## Problem details
Reply with the count of lines holding "text", nothing more.

## Given information
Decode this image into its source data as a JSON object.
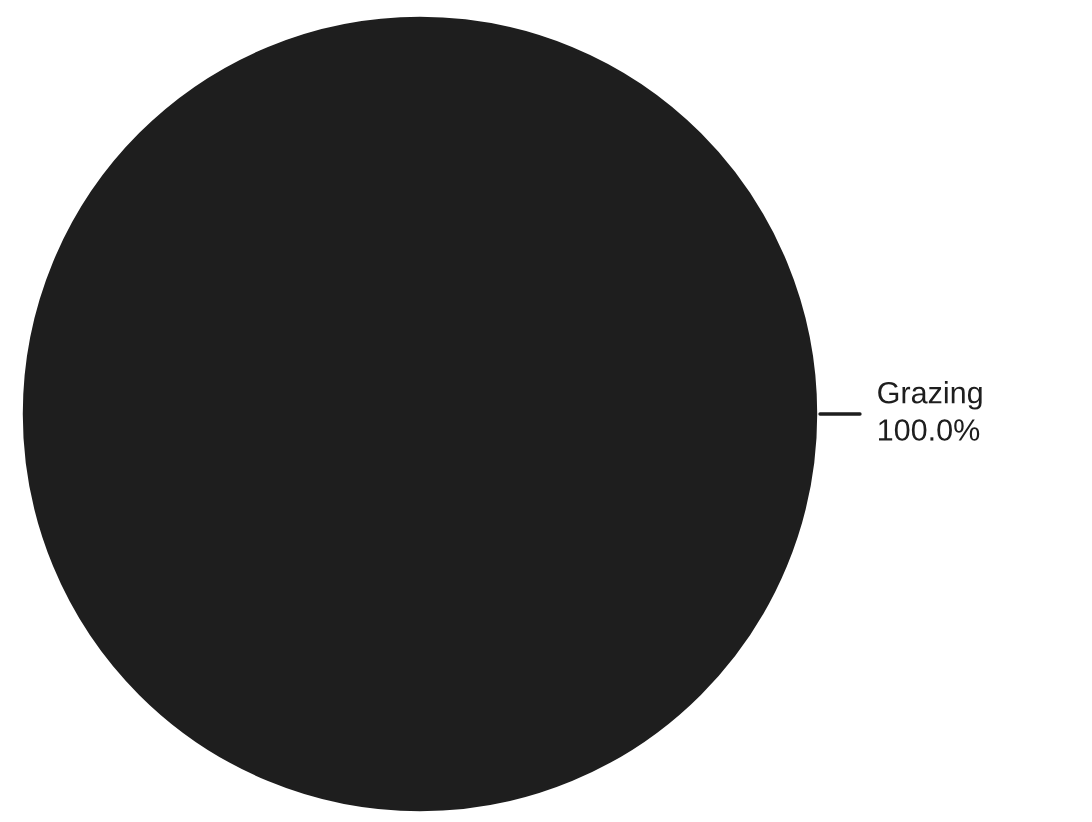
{
  "chart_data": {
    "type": "pie",
    "categories": [
      "Grazing"
    ],
    "values": [
      100
    ],
    "value_labels": [
      "100.0%"
    ],
    "colors": [
      "#1e1e1e"
    ]
  }
}
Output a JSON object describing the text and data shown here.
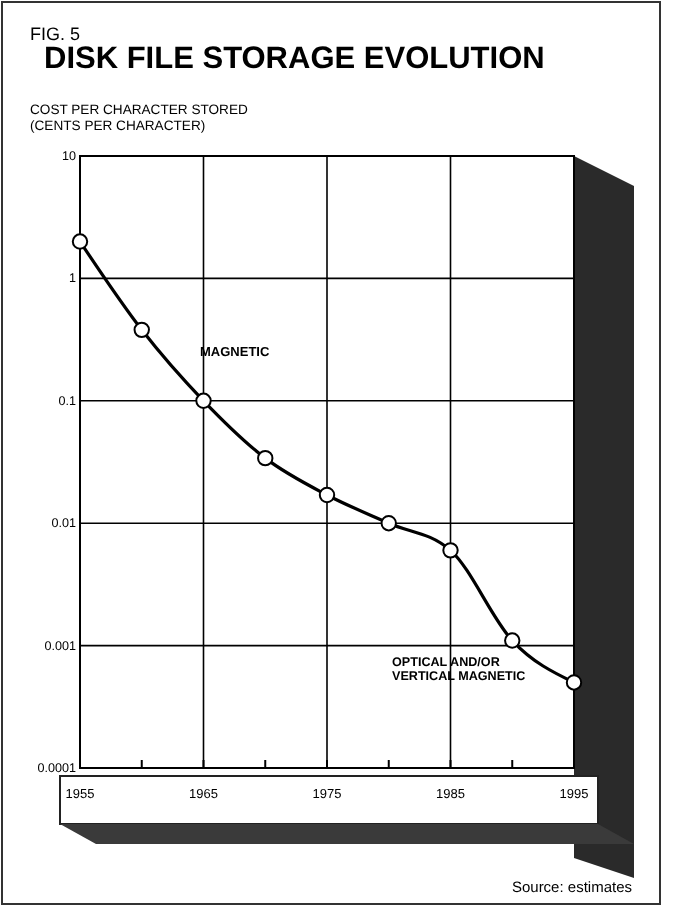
{
  "chart_data": {
    "type": "line",
    "title": "DISK FILE STORAGE EVOLUTION",
    "ylabel": "COST PER CHARACTER STORED\n(CENTS PER CHARACTER)",
    "x": [
      1955,
      1960,
      1965,
      1970,
      1975,
      1980,
      1985,
      1990,
      1995
    ],
    "series": [
      {
        "color": "#000000",
        "values": [
          2,
          0.38,
          0.1,
          0.034,
          0.017,
          0.01,
          0.006,
          0.0011,
          0.0005
        ]
      }
    ],
    "xlim": [
      1955,
      1995
    ],
    "xticks": [
      1955,
      {
        "value": 1960,
        "label": null
      },
      1965,
      {
        "value": 1970,
        "label": null
      },
      1975,
      {
        "value": 1980,
        "label": null
      },
      1985,
      {
        "value": 1990,
        "label": null
      },
      1995
    ],
    "ylim": [
      0.0001,
      10
    ],
    "yticks": [
      0.0001,
      0.001,
      0.01,
      0.1,
      1,
      10
    ],
    "log": "y",
    "grid": true,
    "marker": "circle",
    "line_style": "solid",
    "annotations": [
      "FIG. 5",
      "MAGNETIC",
      "OPTICAL AND/OR\nVERTICAL MAGNETIC",
      "Source: estimates"
    ]
  }
}
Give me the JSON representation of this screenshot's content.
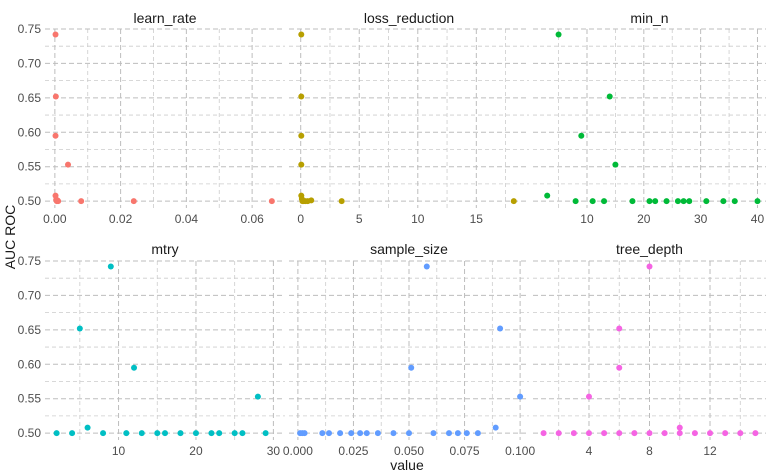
{
  "chart_data": {
    "type": "scatter",
    "xlabel": "value",
    "ylabel": "AUC ROC",
    "y_axis": {
      "range": [
        0.49,
        0.75
      ],
      "ticks": [
        0.5,
        0.55,
        0.6,
        0.65,
        0.7,
        0.75
      ],
      "tick_labels": [
        "0.50",
        "0.55",
        "0.60",
        "0.65",
        "0.70",
        "0.75"
      ]
    },
    "grid": "dashed",
    "legend": "none",
    "panels": [
      {
        "title": "learn_rate",
        "color": "#F8766D",
        "xlim": [
          -0.003,
          0.07
        ],
        "xticks": [
          0.0,
          0.02,
          0.04,
          0.06
        ],
        "xtick_labels": [
          "0.00",
          "0.02",
          "0.04",
          "0.06"
        ],
        "points": [
          [
            0.0002,
            0.742
          ],
          [
            0.0003,
            0.652
          ],
          [
            0.0002,
            0.595
          ],
          [
            0.004,
            0.553
          ],
          [
            0.0002,
            0.508
          ],
          [
            0.0004,
            0.502
          ],
          [
            0.0006,
            0.5
          ],
          [
            0.001,
            0.5
          ],
          [
            0.0008,
            0.501
          ],
          [
            0.008,
            0.5
          ],
          [
            0.024,
            0.5
          ],
          [
            0.066,
            0.5
          ]
        ]
      },
      {
        "title": "loss_reduction",
        "color": "#B79F00",
        "xlim": [
          -1.0,
          19.5
        ],
        "xticks": [
          0,
          5,
          10,
          15
        ],
        "xtick_labels": [
          "0",
          "5",
          "10",
          "15"
        ],
        "points": [
          [
            0.05,
            0.742
          ],
          [
            0.05,
            0.652
          ],
          [
            0.05,
            0.595
          ],
          [
            0.05,
            0.553
          ],
          [
            0.05,
            0.508
          ],
          [
            0.1,
            0.503
          ],
          [
            0.15,
            0.5
          ],
          [
            0.25,
            0.5
          ],
          [
            0.4,
            0.5
          ],
          [
            0.6,
            0.5
          ],
          [
            0.9,
            0.501
          ],
          [
            3.5,
            0.5
          ],
          [
            18.2,
            0.5
          ]
        ]
      },
      {
        "title": "min_n",
        "color": "#00BA38",
        "xlim": [
          0.5,
          41.5
        ],
        "xticks": [
          10,
          20,
          30,
          40
        ],
        "xtick_labels": [
          "10",
          "20",
          "30",
          "40"
        ],
        "points": [
          [
            5,
            0.742
          ],
          [
            14,
            0.652
          ],
          [
            9,
            0.595
          ],
          [
            15,
            0.553
          ],
          [
            3,
            0.508
          ],
          [
            8,
            0.5
          ],
          [
            11,
            0.5
          ],
          [
            13,
            0.5
          ],
          [
            18,
            0.5
          ],
          [
            21,
            0.5
          ],
          [
            22,
            0.5
          ],
          [
            24,
            0.5
          ],
          [
            26,
            0.5
          ],
          [
            27,
            0.5
          ],
          [
            28,
            0.5
          ],
          [
            31,
            0.5
          ],
          [
            34,
            0.5
          ],
          [
            36,
            0.5
          ],
          [
            40,
            0.5
          ]
        ]
      },
      {
        "title": "mtry",
        "color": "#00BFC4",
        "xlim": [
          0.5,
          31.5
        ],
        "xticks": [
          10,
          20,
          30
        ],
        "xtick_labels": [
          "10",
          "20",
          "30"
        ],
        "points": [
          [
            9,
            0.742
          ],
          [
            5,
            0.652
          ],
          [
            12,
            0.595
          ],
          [
            28,
            0.553
          ],
          [
            6,
            0.508
          ],
          [
            2,
            0.5
          ],
          [
            4,
            0.5
          ],
          [
            8,
            0.5
          ],
          [
            11,
            0.5
          ],
          [
            13,
            0.5
          ],
          [
            15,
            0.5
          ],
          [
            16,
            0.5
          ],
          [
            18,
            0.5
          ],
          [
            20,
            0.5
          ],
          [
            22,
            0.5
          ],
          [
            23,
            0.5
          ],
          [
            25,
            0.5
          ],
          [
            26,
            0.5
          ],
          [
            29,
            0.5
          ]
        ]
      },
      {
        "title": "sample_size",
        "color": "#619CFF",
        "xlim": [
          -0.004,
          0.104
        ],
        "xticks": [
          0.0,
          0.025,
          0.05,
          0.075,
          0.1
        ],
        "xtick_labels": [
          "0.000",
          "0.025",
          "0.050",
          "0.075",
          "0.100"
        ],
        "points": [
          [
            0.058,
            0.742
          ],
          [
            0.091,
            0.652
          ],
          [
            0.051,
            0.595
          ],
          [
            0.1,
            0.553
          ],
          [
            0.089,
            0.508
          ],
          [
            0.001,
            0.5
          ],
          [
            0.002,
            0.5
          ],
          [
            0.003,
            0.5
          ],
          [
            0.011,
            0.5
          ],
          [
            0.014,
            0.5
          ],
          [
            0.019,
            0.5
          ],
          [
            0.024,
            0.5
          ],
          [
            0.028,
            0.5
          ],
          [
            0.031,
            0.5
          ],
          [
            0.036,
            0.5
          ],
          [
            0.043,
            0.5
          ],
          [
            0.05,
            0.5
          ],
          [
            0.061,
            0.5
          ],
          [
            0.068,
            0.5
          ],
          [
            0.072,
            0.5
          ],
          [
            0.076,
            0.5
          ],
          [
            0.081,
            0.5
          ]
        ]
      },
      {
        "title": "tree_depth",
        "color": "#F564E3",
        "xlim": [
          0.3,
          15.7
        ],
        "xticks": [
          4,
          8,
          12
        ],
        "xtick_labels": [
          "4",
          "8",
          "12"
        ],
        "points": [
          [
            8,
            0.742
          ],
          [
            6,
            0.652
          ],
          [
            6,
            0.595
          ],
          [
            4,
            0.553
          ],
          [
            10,
            0.508
          ],
          [
            10,
            0.5
          ],
          [
            1,
            0.5
          ],
          [
            2,
            0.5
          ],
          [
            3,
            0.5
          ],
          [
            4,
            0.5
          ],
          [
            5,
            0.5
          ],
          [
            6,
            0.5
          ],
          [
            7,
            0.5
          ],
          [
            8,
            0.5
          ],
          [
            9,
            0.5
          ],
          [
            11,
            0.5
          ],
          [
            12,
            0.5
          ],
          [
            13,
            0.5
          ],
          [
            14,
            0.5
          ],
          [
            15,
            0.5
          ]
        ]
      }
    ]
  }
}
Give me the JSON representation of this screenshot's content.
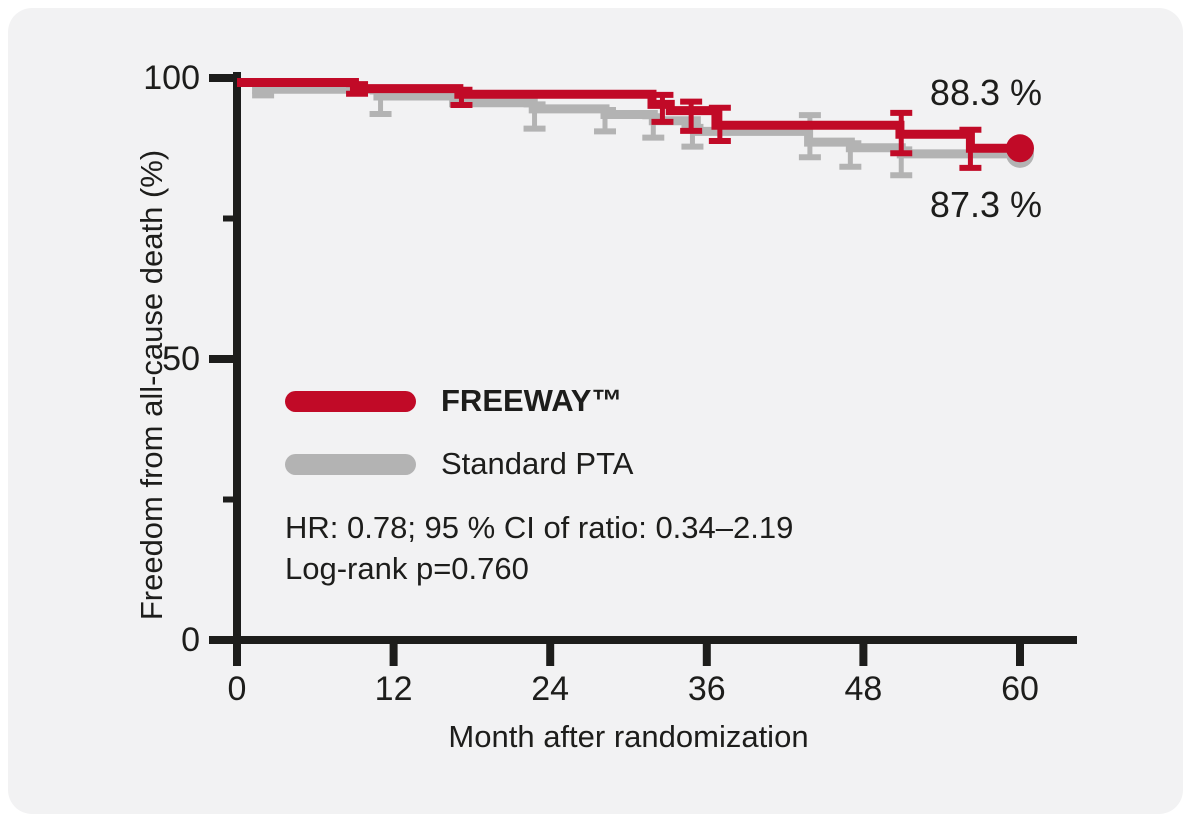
{
  "figure": {
    "background": "#ffffff",
    "card_background": "#f2f2f3"
  },
  "chart_data": {
    "type": "line",
    "subtype": "kaplan-meier-step",
    "title": "",
    "xlabel": "Month after randomization",
    "ylabel": "Freedom from all-cause death (%)",
    "xlim": [
      0,
      64
    ],
    "ylim": [
      0,
      100
    ],
    "x_ticks": [
      0,
      12,
      24,
      36,
      48,
      60
    ],
    "y_ticks_major": [
      0,
      50,
      100
    ],
    "y_ticks_minor": [
      25,
      75
    ],
    "grid": false,
    "legend_position": "inside-left",
    "colors": {
      "freeway": "#c10a27",
      "standard_pta": "#b3b3b3",
      "axis": "#1d1d1b",
      "text": "#1d1d1b"
    },
    "series": [
      {
        "name": "FREEWAY™",
        "color_key": "freeway",
        "end_label": "88.3 %",
        "final_value": 88.3,
        "steps": [
          [
            0,
            100
          ],
          [
            9,
            98.9
          ],
          [
            17,
            97.9
          ],
          [
            31.8,
            96.1
          ],
          [
            33.2,
            95.0
          ],
          [
            36.7,
            92.4
          ],
          [
            50.8,
            90.8
          ],
          [
            56.2,
            88.3
          ],
          [
            60,
            88.3
          ]
        ],
        "error_bars": [
          [
            9.2,
            98.9,
            97.2
          ],
          [
            17.2,
            97.9,
            95.2
          ],
          [
            32.6,
            97.0,
            92.2
          ],
          [
            34.8,
            95.8,
            90.6
          ],
          [
            37.0,
            94.7,
            88.8
          ],
          [
            50.9,
            93.8,
            86.6
          ],
          [
            56.2,
            90.8,
            84.0
          ]
        ],
        "end_marker": [
          60,
          88.3
        ]
      },
      {
        "name": "Standard PTA",
        "color_key": "standard_pta",
        "end_label": "87.3 %",
        "final_value": 87.3,
        "steps": [
          [
            0,
            100
          ],
          [
            1.5,
            98.8
          ],
          [
            10.8,
            97.6
          ],
          [
            16.6,
            96.4
          ],
          [
            22.7,
            95.3
          ],
          [
            28.2,
            94.3
          ],
          [
            31.9,
            93.2
          ],
          [
            35.2,
            91.3
          ],
          [
            43.8,
            89.4
          ],
          [
            47,
            88.4
          ],
          [
            50.9,
            87.3
          ],
          [
            60,
            87.3
          ]
        ],
        "error_bars": [
          [
            2.0,
            98.8,
            96.9
          ],
          [
            11.0,
            97.6,
            93.6
          ],
          [
            22.8,
            95.3,
            91.0
          ],
          [
            28.2,
            94.3,
            90.5
          ],
          [
            31.9,
            93.2,
            89.4
          ],
          [
            34.9,
            91.3,
            87.8
          ],
          [
            43.9,
            93.4,
            85.9
          ],
          [
            47.0,
            88.4,
            84.2
          ],
          [
            50.9,
            87.3,
            82.7
          ]
        ],
        "end_marker": [
          60,
          87.3
        ]
      }
    ],
    "stats": {
      "line1": "HR: 0.78; 95 % CI of ratio: 0.34–2.19",
      "line2": "Log-rank p=0.760"
    }
  },
  "legend": {
    "items": [
      {
        "label": "FREEWAY™",
        "color_key": "freeway",
        "bold": true
      },
      {
        "label": "Standard PTA",
        "color_key": "standard_pta",
        "bold": false
      }
    ]
  }
}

## Result
2